Goal
Write out each line beneath this one exactly as it reads.

Extracts from a graphics dataset
- - - - -

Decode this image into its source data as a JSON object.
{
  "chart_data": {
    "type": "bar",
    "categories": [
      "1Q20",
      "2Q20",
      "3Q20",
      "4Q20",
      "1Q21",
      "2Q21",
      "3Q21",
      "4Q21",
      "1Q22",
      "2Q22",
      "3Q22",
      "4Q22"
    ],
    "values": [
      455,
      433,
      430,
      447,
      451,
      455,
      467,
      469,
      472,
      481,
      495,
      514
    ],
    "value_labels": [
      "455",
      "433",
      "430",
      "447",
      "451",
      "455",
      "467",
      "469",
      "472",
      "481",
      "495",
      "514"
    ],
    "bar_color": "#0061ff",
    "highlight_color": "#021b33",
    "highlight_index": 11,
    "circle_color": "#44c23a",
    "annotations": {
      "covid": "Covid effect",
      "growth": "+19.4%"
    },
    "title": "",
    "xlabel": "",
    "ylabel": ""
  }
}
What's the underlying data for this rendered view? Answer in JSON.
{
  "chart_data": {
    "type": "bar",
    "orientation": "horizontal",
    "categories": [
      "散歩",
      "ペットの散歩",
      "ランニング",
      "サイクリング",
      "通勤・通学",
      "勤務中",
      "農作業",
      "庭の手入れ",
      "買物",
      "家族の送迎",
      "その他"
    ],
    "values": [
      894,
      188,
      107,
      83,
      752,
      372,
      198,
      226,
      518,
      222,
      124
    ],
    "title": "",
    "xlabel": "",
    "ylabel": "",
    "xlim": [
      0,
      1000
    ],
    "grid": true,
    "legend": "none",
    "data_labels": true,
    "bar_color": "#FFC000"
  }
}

- - - - -

Answer to the task
Decode this image into its source data as a JSON object.
{
  "chart_data": {
    "type": "bar",
    "categories": [
      "1Q20",
      "2Q20",
      "3Q20",
      "4Q20",
      "1Q21",
      "2Q21",
      "3Q21",
      "4Q21",
      "1Q22",
      "2Q22",
      "3Q22",
      "4Q22"
    ],
    "values": [
      455,
      433,
      430,
      447,
      451,
      455,
      467,
      469,
      472,
      481,
      495,
      514
    ],
    "value_labels": [
      "455",
      "433",
      "430",
      "447",
      "451",
      "455",
      "467",
      "469",
      "472",
      "481",
      "495",
      "514"
    ],
    "bar_color": "#0061ff",
    "highlight_color": "#021b33",
    "highlight_index": 11,
    "circle_color": "#44c23a",
    "annotations": {
      "covid": "Covid effect",
      "growth": "+19.4%"
    },
    "title": "",
    "xlabel": "",
    "ylabel": ""
  }
}
What's the underlying data for this rendered view? Answer in JSON.
{
  "chart_data": {
    "type": "bar",
    "orientation": "horizontal",
    "categories": [
      "散歩",
      "ペットの散歩",
      "ランニング",
      "サイクリング",
      "通勤・通学",
      "勤務中",
      "農作業",
      "庭の手入れ",
      "買物",
      "家族の送迎",
      "その他"
    ],
    "values": [
      894,
      188,
      107,
      83,
      752,
      372,
      198,
      226,
      518,
      222,
      124
    ],
    "title": "",
    "xlabel": "",
    "ylabel": "",
    "xlim": [
      0,
      1000
    ],
    "grid": true,
    "legend": "none",
    "data_labels": true,
    "bar_color": "#FFC000"
  }
}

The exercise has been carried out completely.